## START

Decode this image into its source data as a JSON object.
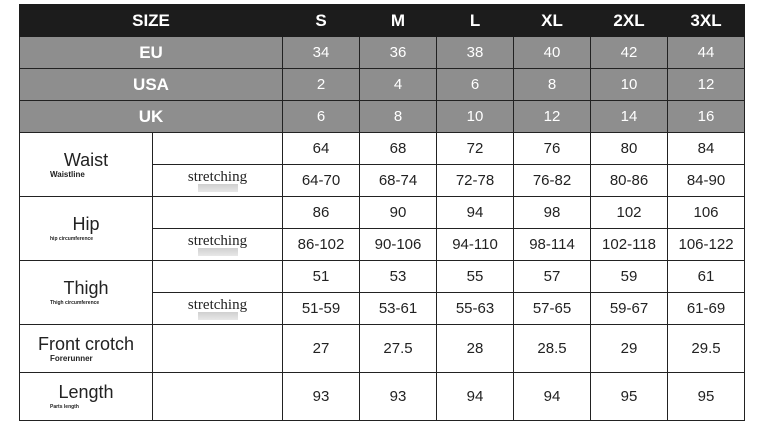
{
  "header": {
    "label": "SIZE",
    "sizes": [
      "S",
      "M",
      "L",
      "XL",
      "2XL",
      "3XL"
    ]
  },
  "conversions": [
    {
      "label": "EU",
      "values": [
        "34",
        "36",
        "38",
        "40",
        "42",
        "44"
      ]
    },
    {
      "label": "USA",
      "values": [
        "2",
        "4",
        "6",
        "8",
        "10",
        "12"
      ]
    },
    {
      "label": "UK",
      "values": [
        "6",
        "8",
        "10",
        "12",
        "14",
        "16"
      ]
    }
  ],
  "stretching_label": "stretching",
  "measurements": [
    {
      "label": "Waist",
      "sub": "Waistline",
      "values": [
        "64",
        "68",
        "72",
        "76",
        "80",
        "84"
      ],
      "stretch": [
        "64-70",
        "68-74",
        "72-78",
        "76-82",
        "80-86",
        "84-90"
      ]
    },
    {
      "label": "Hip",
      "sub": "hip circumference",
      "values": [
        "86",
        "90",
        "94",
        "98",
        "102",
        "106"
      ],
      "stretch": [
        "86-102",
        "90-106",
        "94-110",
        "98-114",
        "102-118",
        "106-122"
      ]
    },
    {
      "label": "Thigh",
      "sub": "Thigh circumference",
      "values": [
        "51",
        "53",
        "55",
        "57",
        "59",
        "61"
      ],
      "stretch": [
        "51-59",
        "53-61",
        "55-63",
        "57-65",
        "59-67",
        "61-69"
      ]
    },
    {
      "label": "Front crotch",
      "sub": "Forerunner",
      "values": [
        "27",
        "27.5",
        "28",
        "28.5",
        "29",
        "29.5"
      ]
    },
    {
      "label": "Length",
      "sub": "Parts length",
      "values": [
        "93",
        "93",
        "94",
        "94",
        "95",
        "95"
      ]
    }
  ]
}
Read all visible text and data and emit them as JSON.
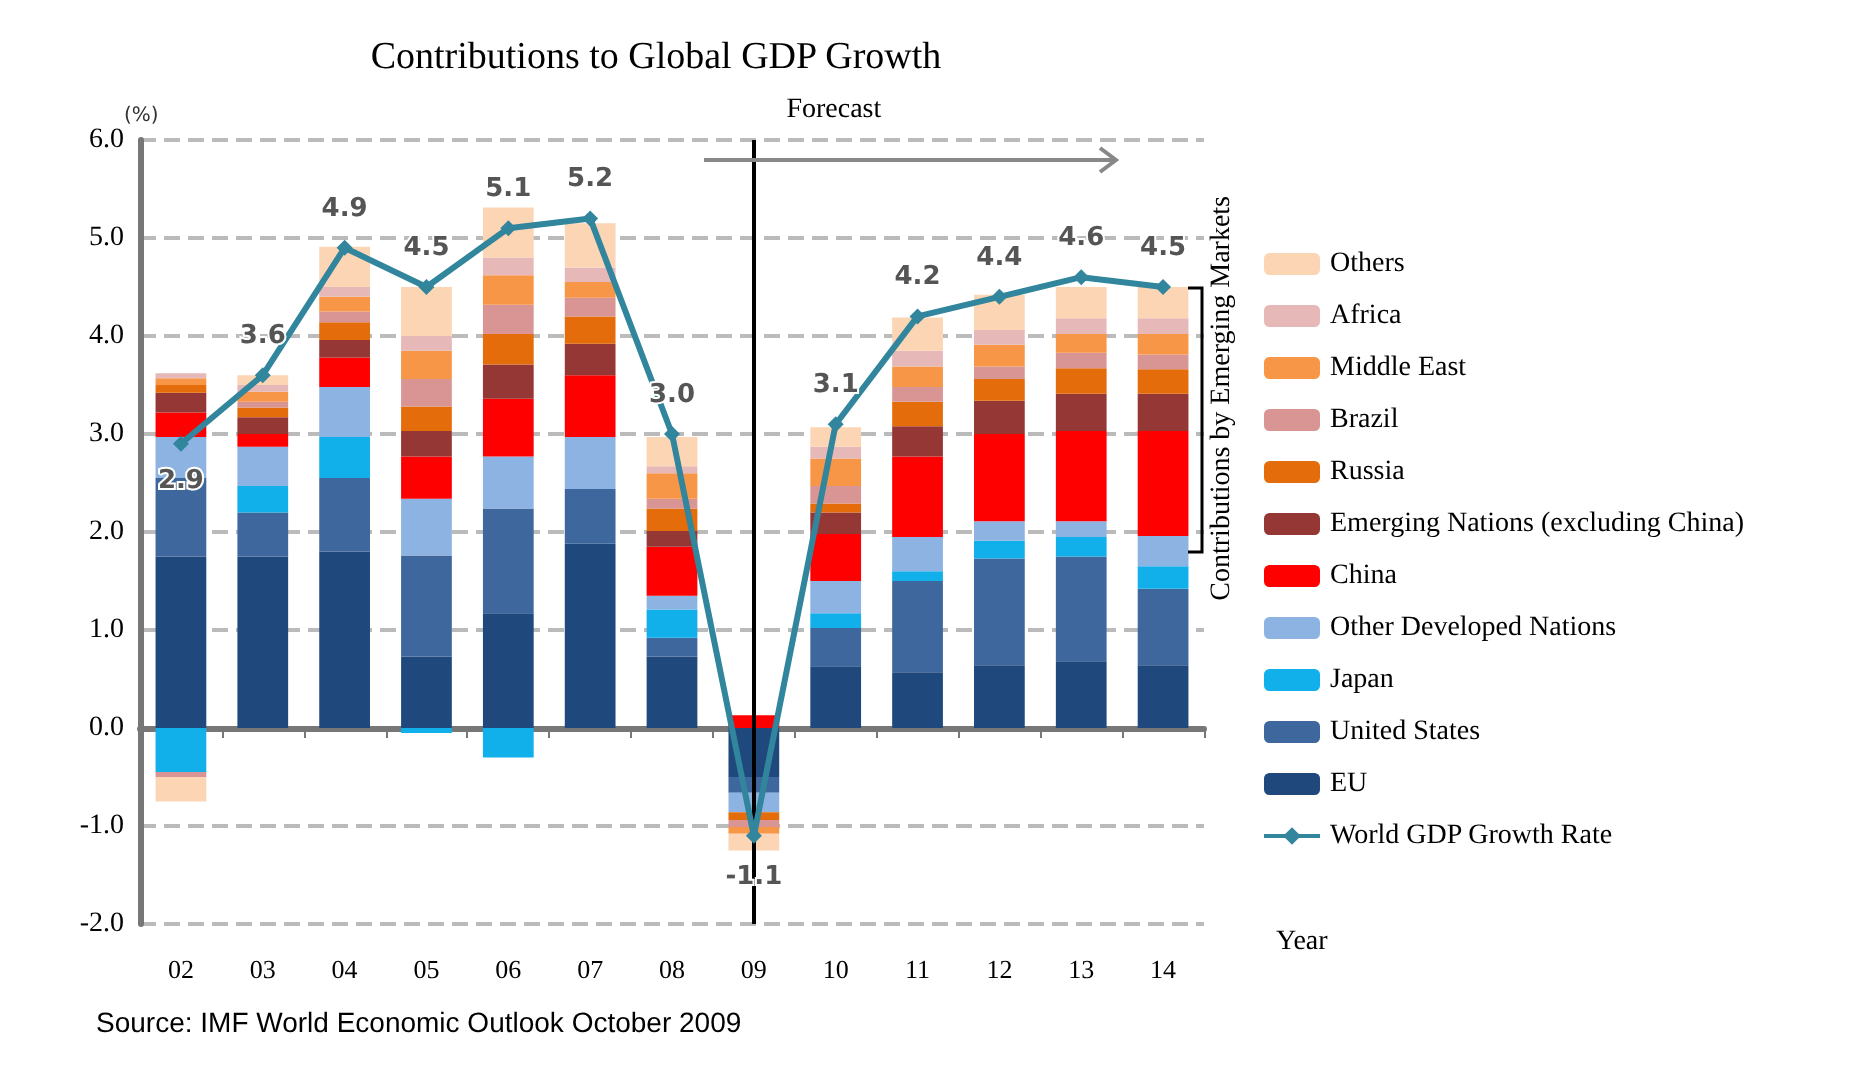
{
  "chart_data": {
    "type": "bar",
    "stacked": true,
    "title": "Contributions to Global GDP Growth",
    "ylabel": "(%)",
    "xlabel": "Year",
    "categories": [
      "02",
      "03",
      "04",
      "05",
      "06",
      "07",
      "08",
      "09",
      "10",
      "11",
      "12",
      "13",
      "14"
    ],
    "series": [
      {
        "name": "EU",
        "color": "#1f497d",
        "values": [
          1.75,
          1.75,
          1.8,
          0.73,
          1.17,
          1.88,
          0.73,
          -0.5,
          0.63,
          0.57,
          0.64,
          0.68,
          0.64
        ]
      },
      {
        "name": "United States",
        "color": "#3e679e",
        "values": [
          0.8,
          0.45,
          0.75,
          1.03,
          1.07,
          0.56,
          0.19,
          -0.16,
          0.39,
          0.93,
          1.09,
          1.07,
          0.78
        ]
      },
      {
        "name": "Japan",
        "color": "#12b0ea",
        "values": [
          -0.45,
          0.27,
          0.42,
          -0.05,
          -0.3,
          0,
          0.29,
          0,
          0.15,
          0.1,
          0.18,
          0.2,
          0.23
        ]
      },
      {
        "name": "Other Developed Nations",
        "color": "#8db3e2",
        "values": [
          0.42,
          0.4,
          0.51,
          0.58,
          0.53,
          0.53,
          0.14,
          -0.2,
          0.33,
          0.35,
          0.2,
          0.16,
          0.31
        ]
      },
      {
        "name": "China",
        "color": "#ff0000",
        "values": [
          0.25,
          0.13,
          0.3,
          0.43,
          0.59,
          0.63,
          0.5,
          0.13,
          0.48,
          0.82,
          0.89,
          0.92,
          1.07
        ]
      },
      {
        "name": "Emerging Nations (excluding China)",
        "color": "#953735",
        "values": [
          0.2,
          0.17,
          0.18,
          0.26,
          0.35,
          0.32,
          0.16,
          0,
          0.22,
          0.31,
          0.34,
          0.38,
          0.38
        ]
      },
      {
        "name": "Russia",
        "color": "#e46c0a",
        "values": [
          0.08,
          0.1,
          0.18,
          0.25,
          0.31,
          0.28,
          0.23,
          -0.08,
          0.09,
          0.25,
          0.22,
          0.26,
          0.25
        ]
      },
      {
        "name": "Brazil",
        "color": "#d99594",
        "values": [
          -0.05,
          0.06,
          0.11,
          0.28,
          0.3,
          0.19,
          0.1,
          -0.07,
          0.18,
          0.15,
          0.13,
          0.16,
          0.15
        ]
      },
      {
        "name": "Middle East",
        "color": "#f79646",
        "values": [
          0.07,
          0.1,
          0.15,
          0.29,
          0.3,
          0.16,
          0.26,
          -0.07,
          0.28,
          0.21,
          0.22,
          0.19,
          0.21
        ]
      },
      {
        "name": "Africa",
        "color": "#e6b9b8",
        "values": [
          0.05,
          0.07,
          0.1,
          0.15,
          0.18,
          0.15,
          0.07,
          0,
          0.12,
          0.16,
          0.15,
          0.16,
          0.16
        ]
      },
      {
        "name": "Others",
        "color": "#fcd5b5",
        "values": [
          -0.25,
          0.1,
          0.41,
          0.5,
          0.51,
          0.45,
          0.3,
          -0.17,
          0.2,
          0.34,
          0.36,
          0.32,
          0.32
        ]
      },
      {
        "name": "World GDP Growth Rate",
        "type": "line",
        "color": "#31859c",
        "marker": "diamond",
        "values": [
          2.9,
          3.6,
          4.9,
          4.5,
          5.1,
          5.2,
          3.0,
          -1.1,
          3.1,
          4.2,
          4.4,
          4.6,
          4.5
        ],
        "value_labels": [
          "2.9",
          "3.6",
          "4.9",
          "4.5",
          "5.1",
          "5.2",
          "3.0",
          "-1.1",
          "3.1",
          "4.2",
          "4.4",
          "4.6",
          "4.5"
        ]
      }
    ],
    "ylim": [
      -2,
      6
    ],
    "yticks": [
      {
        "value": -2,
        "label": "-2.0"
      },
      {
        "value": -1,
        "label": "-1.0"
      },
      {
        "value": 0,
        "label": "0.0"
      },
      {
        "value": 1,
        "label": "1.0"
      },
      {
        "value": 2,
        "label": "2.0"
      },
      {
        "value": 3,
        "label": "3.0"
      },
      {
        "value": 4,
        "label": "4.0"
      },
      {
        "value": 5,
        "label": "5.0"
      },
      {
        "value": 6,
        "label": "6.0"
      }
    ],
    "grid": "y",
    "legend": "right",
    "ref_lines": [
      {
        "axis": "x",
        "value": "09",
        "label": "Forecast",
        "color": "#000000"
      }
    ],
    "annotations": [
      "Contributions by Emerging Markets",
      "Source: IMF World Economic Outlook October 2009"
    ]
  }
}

## END
## START

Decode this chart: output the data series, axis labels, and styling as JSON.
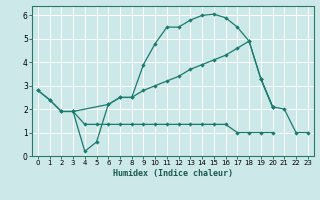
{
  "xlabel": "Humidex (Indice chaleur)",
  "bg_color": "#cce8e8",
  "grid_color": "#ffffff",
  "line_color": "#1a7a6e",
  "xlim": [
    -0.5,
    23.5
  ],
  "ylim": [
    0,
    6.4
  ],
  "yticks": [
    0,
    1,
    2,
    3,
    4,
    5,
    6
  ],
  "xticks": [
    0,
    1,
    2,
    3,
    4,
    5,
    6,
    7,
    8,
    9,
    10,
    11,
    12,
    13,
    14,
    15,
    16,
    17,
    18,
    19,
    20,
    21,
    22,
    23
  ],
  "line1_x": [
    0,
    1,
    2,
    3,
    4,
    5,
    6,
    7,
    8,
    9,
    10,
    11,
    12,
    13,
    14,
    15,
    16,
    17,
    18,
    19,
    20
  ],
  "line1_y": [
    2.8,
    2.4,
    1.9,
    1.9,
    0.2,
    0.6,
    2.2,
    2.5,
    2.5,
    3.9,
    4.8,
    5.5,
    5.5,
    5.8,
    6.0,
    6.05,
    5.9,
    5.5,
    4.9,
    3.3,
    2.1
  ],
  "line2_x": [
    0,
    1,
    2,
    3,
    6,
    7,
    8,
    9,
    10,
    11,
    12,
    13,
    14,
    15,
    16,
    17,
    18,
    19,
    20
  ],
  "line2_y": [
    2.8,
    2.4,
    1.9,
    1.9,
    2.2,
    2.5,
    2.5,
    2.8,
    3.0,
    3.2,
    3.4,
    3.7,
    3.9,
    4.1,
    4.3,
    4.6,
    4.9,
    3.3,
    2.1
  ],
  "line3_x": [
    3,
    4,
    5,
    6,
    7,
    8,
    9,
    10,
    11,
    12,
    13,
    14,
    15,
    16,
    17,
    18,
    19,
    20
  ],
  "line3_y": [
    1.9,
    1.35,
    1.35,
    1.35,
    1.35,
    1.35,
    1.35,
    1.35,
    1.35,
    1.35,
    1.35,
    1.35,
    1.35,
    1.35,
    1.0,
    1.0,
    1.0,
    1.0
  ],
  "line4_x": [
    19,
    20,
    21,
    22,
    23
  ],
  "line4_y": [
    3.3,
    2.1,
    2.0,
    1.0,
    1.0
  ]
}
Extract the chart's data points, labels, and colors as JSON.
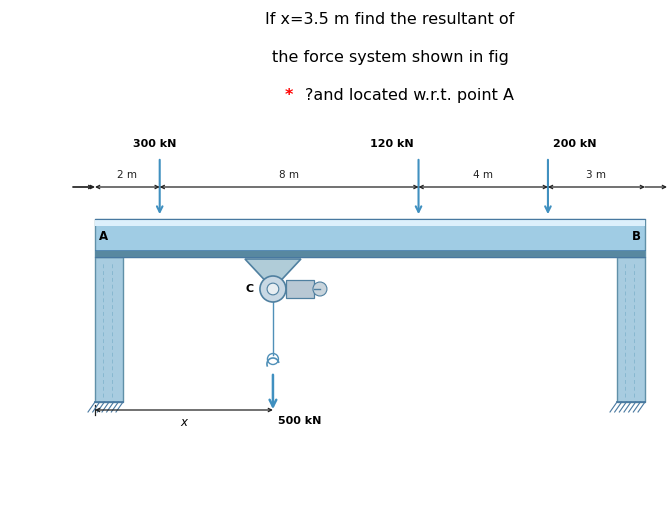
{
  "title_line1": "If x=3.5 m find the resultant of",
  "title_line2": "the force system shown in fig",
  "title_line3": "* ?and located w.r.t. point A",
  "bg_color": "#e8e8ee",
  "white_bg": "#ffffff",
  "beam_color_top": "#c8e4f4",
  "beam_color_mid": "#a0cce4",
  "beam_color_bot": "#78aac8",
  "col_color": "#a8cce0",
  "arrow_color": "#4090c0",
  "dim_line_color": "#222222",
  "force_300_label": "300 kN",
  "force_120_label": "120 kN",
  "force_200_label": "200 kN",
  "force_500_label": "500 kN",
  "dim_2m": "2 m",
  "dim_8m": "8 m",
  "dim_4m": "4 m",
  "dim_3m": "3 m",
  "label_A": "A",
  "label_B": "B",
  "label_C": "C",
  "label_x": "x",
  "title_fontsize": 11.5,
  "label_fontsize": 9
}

## END

Work to do:
Which lines of the data include "China"? Copy each of them.

Problem solution:
        "name": "China",
        "name": "Emerging Nations (excluding China)",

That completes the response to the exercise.